* **Instructions to follow**: Scan each line of the records for the word "until" and extract the ones that have it.
'''
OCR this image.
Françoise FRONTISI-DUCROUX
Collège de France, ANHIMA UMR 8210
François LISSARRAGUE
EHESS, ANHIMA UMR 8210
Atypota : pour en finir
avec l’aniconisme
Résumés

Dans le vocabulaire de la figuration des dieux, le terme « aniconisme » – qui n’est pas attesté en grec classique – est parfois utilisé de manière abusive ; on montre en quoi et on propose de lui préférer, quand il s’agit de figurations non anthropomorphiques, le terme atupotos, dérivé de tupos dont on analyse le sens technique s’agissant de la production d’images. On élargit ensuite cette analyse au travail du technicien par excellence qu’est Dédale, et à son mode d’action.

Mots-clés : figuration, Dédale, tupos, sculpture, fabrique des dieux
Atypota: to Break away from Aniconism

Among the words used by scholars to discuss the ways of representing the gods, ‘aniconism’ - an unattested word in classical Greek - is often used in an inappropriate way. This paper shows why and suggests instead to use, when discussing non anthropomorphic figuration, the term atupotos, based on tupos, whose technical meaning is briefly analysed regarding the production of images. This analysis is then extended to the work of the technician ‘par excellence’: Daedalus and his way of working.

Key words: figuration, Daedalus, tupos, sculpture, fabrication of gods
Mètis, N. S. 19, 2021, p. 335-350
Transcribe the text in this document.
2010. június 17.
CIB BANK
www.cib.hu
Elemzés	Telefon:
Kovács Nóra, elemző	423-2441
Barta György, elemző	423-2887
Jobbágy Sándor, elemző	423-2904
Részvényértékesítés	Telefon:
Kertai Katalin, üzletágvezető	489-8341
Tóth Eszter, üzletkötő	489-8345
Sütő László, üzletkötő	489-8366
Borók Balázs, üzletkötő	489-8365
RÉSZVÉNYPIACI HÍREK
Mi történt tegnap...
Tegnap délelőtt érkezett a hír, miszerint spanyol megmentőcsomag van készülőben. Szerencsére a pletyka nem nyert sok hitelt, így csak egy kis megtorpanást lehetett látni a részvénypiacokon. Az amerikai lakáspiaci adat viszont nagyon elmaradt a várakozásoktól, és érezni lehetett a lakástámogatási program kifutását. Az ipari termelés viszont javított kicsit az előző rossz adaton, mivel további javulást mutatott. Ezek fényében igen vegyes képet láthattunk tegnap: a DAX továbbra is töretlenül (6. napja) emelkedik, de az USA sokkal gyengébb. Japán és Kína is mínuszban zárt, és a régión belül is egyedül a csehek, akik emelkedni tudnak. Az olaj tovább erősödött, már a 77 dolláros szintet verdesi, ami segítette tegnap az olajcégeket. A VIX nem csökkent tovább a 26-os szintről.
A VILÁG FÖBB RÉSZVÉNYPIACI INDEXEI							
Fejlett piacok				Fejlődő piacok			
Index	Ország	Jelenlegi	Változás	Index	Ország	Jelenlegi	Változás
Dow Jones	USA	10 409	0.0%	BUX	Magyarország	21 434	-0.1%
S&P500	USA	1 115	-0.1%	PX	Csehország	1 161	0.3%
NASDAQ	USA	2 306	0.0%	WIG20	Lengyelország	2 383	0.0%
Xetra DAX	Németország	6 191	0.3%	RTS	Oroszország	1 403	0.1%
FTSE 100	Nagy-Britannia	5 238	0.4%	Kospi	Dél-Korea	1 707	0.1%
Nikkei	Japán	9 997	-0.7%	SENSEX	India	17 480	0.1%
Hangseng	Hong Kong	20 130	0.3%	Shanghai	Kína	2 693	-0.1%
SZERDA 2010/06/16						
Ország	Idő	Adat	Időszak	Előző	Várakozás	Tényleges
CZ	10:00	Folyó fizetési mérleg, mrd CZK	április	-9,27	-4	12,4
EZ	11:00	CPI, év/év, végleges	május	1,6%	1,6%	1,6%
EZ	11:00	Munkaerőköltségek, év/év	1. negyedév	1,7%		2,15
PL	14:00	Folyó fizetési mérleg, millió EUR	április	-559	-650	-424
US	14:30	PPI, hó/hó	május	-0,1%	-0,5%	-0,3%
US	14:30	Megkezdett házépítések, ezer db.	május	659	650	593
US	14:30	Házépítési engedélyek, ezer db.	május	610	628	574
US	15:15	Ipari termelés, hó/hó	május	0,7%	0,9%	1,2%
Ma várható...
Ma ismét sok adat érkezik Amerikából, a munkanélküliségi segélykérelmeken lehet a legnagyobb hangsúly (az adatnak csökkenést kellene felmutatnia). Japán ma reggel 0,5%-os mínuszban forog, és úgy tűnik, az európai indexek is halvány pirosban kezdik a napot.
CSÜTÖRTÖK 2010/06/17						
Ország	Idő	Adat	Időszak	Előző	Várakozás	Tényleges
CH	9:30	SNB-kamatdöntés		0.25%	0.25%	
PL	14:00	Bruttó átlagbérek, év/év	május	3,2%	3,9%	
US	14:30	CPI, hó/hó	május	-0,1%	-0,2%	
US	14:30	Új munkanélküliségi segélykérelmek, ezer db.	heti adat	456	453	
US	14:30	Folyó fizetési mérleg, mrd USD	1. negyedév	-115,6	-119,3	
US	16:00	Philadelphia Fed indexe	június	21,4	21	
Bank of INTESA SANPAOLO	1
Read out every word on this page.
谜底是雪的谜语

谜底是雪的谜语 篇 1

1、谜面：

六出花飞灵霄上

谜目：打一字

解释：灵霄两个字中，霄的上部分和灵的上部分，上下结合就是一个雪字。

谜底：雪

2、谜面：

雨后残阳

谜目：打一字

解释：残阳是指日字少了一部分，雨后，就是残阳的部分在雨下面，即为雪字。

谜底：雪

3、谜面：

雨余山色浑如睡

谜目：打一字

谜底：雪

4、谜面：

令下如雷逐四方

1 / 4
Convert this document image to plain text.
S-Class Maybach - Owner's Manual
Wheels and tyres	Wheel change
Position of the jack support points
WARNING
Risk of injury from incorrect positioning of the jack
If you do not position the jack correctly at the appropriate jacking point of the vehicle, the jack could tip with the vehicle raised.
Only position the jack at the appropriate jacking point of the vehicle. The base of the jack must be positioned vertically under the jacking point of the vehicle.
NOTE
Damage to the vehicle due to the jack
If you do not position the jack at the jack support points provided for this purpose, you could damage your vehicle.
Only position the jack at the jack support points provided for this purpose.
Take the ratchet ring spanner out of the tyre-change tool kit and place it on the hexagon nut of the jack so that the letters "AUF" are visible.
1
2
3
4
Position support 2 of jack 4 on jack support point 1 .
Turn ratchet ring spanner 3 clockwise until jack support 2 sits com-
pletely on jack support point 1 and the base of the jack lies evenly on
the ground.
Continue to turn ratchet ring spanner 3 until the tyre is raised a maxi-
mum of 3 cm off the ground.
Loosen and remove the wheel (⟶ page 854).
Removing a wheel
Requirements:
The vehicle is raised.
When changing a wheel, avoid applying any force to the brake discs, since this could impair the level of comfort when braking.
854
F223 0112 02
'''
* **Answer**:
Turn ratchet ring spanner 3 clockwise until jack support 2 sits com-
Continue to turn ratchet ring spanner 3 until the tyre is raised a maxi-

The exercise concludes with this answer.